Collection entries
******************************

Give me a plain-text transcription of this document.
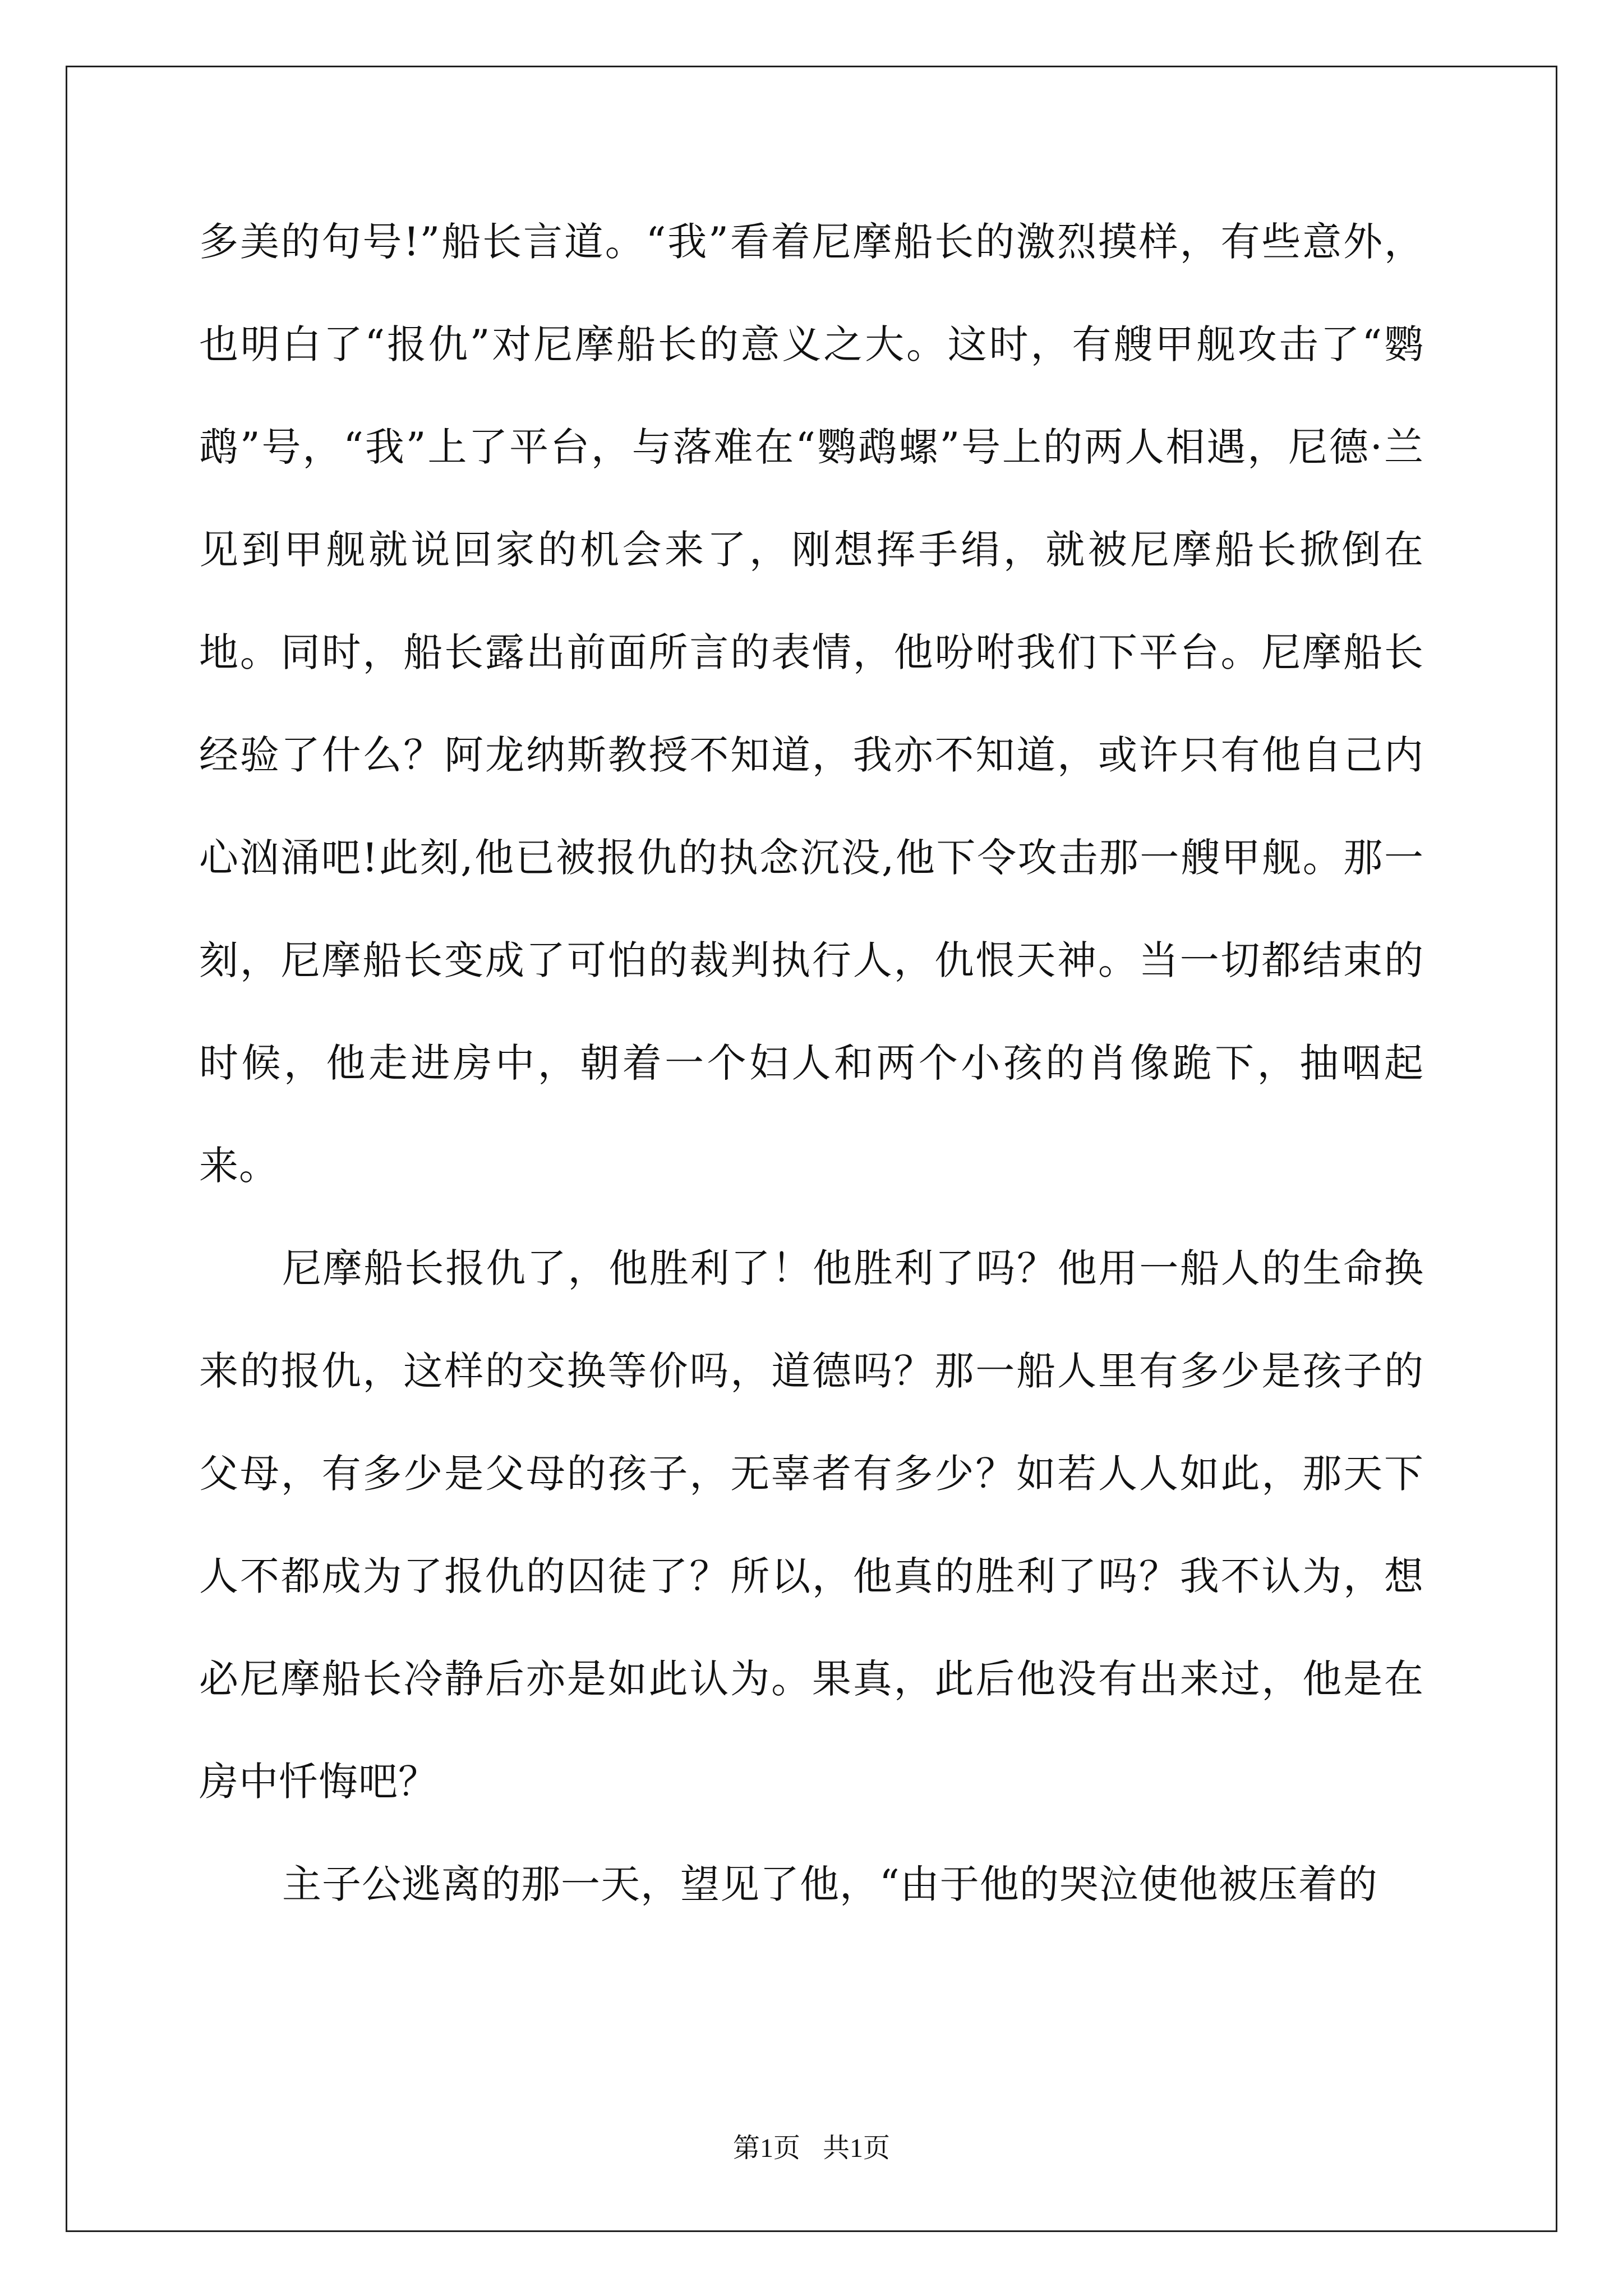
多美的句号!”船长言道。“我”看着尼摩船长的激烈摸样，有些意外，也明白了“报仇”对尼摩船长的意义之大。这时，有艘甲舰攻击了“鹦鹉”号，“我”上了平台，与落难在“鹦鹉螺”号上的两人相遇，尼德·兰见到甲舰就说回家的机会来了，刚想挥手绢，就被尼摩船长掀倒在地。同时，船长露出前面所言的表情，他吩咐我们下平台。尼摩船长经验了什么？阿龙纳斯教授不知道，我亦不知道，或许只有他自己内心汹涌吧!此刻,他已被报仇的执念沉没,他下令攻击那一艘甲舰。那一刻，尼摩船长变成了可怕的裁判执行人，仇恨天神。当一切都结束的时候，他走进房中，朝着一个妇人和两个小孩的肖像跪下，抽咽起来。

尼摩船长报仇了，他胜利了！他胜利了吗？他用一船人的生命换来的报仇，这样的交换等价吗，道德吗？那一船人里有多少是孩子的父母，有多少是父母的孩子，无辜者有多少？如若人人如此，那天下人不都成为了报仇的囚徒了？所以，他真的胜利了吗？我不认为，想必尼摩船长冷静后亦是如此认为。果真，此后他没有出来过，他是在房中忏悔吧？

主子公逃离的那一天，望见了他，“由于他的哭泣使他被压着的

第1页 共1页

******************************

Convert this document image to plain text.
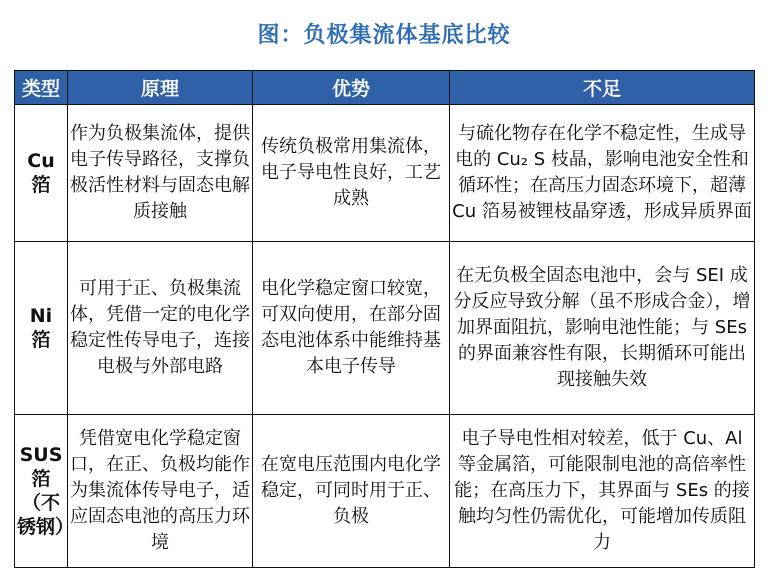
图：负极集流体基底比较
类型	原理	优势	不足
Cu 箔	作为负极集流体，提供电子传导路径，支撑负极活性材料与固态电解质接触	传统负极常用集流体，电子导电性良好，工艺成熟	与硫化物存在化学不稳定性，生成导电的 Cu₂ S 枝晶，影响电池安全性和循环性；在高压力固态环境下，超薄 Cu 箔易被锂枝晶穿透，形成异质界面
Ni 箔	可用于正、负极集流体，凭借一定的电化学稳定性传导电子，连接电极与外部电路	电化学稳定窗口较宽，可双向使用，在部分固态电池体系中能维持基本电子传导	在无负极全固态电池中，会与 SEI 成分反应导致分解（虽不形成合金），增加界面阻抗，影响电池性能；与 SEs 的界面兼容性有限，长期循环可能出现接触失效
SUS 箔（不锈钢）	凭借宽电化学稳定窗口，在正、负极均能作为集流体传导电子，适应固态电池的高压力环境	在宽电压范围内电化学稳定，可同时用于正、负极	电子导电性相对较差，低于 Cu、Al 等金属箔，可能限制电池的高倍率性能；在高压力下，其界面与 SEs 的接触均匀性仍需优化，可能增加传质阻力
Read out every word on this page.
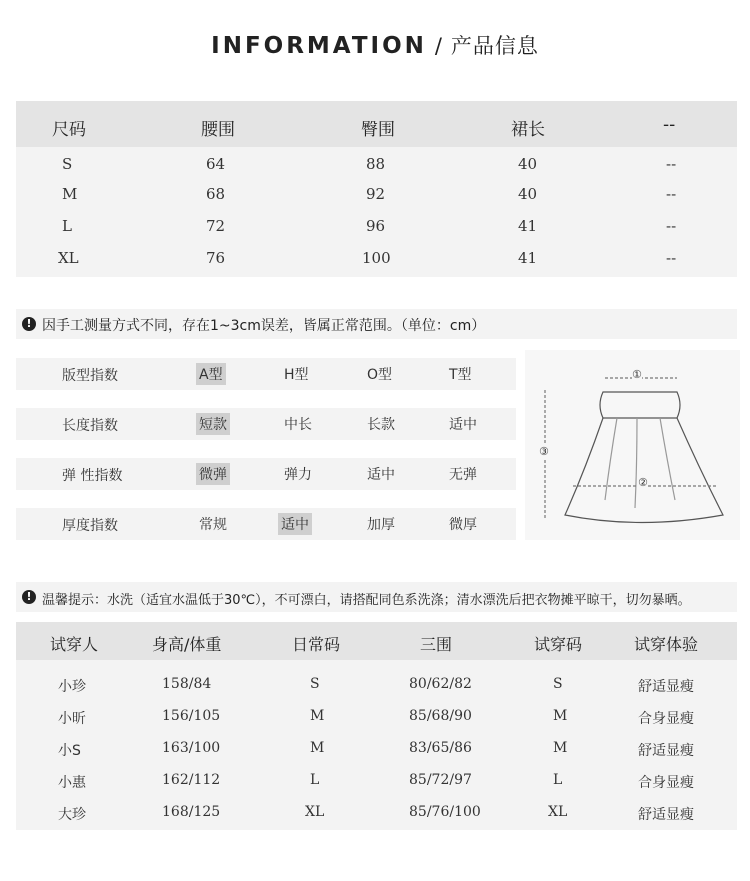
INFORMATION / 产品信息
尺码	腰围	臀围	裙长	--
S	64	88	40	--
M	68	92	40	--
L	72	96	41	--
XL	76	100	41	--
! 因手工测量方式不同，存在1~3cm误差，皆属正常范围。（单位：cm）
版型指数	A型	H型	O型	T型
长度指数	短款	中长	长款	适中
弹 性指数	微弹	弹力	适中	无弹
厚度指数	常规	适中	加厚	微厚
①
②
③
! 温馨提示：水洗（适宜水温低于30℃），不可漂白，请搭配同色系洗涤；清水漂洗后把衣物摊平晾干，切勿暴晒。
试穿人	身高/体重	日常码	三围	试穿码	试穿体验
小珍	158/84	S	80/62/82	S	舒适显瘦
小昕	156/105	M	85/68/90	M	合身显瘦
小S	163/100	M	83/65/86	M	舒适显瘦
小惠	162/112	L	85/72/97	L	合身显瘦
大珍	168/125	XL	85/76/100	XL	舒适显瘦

******************************

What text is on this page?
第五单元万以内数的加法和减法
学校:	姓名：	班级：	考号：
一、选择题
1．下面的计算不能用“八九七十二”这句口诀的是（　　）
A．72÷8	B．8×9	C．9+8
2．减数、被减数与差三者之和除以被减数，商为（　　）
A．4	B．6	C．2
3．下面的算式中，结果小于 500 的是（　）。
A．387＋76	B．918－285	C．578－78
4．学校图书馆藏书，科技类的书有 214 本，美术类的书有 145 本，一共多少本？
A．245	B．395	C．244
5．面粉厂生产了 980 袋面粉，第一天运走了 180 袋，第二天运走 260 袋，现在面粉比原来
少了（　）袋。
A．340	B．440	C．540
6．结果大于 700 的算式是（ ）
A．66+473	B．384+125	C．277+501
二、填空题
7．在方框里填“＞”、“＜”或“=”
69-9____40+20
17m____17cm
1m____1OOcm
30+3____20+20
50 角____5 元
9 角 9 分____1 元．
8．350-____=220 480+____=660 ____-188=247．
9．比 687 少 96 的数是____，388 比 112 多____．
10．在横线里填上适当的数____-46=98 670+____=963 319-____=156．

******************************

Stated problem →
Scan the lines for the string "document". Pick out every line that has it.

Written solution →
Give me a plain-text transcription of this document.
Convert this document image to plain text.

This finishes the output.